__Written exercise__
Read the records below. Copy each line where the string "pressure" occurs.

__Record excerpts__
Begin

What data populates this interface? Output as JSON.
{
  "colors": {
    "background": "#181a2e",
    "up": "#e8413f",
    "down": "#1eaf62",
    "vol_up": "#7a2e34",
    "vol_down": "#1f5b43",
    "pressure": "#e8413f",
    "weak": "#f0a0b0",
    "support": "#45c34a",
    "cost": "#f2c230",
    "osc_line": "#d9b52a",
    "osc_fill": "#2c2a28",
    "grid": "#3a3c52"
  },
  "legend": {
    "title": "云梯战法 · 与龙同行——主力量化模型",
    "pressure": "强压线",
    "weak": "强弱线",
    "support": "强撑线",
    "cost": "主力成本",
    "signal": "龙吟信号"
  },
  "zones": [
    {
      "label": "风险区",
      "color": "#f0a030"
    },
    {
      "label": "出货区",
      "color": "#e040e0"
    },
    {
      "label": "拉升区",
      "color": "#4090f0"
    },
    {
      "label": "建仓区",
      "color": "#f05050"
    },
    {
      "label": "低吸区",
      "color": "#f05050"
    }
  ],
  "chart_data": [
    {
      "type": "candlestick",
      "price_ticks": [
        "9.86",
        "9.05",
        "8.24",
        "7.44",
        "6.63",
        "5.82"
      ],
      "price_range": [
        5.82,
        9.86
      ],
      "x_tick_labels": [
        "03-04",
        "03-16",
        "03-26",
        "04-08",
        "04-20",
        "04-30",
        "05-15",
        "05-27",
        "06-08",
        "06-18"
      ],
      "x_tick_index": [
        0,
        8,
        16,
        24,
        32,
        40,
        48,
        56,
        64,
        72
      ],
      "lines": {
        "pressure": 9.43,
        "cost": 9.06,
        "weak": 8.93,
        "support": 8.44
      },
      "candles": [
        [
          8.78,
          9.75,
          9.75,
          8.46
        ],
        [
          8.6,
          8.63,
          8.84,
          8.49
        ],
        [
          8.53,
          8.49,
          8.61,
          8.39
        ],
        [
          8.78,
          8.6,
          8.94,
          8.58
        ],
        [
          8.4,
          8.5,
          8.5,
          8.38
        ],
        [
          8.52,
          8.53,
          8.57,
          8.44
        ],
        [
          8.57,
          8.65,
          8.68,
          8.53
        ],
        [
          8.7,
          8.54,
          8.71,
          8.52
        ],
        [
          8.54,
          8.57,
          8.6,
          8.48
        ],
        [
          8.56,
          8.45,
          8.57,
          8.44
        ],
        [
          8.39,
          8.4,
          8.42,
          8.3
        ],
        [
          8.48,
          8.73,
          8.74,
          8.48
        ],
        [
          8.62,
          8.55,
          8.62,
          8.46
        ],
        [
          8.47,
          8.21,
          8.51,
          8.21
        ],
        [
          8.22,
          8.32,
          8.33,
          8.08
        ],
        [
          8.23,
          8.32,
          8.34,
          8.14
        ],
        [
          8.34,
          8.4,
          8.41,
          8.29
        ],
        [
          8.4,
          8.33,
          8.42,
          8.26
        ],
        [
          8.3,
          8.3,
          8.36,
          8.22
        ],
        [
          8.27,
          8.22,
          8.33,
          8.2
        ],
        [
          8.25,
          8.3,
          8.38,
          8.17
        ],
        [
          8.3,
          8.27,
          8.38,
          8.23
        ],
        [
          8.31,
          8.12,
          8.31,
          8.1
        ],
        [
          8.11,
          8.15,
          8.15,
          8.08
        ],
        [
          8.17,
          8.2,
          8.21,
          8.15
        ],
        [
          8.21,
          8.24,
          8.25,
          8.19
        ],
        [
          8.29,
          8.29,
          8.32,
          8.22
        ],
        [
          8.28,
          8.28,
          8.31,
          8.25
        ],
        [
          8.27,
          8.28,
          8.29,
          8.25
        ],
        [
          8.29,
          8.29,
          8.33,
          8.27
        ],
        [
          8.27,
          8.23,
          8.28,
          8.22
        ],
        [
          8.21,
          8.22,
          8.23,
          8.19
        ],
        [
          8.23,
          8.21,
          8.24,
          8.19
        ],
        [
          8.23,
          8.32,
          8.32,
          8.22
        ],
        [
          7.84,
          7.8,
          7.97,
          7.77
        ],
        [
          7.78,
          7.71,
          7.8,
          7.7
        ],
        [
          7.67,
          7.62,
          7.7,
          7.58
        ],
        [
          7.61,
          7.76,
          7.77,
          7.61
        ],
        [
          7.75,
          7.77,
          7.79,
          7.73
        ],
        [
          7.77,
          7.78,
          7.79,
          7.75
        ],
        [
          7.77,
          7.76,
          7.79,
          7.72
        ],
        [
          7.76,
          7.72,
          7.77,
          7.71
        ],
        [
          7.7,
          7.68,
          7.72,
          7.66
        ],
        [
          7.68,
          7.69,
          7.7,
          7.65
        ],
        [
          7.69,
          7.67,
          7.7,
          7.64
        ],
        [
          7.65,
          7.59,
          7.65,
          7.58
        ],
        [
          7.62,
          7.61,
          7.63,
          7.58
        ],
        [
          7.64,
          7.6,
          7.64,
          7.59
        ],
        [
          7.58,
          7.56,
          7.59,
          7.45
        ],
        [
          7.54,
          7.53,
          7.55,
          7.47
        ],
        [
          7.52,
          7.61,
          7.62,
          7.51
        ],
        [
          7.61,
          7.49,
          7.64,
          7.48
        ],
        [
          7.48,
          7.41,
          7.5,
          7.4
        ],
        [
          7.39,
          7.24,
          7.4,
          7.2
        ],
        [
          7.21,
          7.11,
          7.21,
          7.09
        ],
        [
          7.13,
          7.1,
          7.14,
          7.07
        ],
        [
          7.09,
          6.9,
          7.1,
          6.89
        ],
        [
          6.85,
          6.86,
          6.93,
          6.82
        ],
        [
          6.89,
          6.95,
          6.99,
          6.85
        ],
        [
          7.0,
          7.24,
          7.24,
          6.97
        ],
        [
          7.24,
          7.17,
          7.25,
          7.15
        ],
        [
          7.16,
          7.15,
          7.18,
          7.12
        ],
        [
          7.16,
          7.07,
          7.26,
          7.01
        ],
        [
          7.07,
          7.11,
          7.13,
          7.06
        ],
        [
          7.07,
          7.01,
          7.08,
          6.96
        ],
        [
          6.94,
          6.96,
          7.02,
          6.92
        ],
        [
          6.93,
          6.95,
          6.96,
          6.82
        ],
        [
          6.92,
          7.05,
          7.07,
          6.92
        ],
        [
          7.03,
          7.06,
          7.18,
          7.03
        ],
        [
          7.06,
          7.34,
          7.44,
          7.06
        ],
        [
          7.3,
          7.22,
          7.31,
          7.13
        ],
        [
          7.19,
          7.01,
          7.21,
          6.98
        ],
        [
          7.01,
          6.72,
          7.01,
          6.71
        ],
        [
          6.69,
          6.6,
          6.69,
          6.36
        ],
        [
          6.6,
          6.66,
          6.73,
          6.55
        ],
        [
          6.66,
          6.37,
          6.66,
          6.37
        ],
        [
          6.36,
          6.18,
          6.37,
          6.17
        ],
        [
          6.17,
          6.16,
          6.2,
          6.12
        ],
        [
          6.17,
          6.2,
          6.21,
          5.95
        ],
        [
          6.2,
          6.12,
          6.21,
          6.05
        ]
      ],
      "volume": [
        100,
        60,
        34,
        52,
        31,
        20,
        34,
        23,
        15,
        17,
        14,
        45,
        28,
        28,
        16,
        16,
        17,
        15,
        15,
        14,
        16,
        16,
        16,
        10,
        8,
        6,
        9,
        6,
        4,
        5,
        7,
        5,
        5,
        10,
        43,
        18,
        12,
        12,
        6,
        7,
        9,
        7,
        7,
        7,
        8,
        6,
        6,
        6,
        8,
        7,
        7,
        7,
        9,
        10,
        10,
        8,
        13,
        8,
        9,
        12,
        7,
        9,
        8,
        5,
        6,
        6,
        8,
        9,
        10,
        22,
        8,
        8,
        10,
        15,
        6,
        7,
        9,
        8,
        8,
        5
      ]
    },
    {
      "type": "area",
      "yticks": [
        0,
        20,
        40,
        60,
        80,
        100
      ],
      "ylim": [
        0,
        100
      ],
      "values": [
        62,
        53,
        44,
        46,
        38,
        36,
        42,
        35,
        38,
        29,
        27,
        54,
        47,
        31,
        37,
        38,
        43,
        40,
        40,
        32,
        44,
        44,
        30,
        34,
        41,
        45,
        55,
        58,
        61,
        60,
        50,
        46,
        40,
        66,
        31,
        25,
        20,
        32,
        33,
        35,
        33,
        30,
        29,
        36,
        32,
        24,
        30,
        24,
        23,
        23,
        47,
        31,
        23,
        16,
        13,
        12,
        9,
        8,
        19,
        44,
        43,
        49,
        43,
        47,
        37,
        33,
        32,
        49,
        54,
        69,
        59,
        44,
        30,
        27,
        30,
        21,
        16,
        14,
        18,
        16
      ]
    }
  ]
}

End

__Result__
    "pressure": "#e8413f",
    "pressure": "强压线",
        "pressure": 9.43,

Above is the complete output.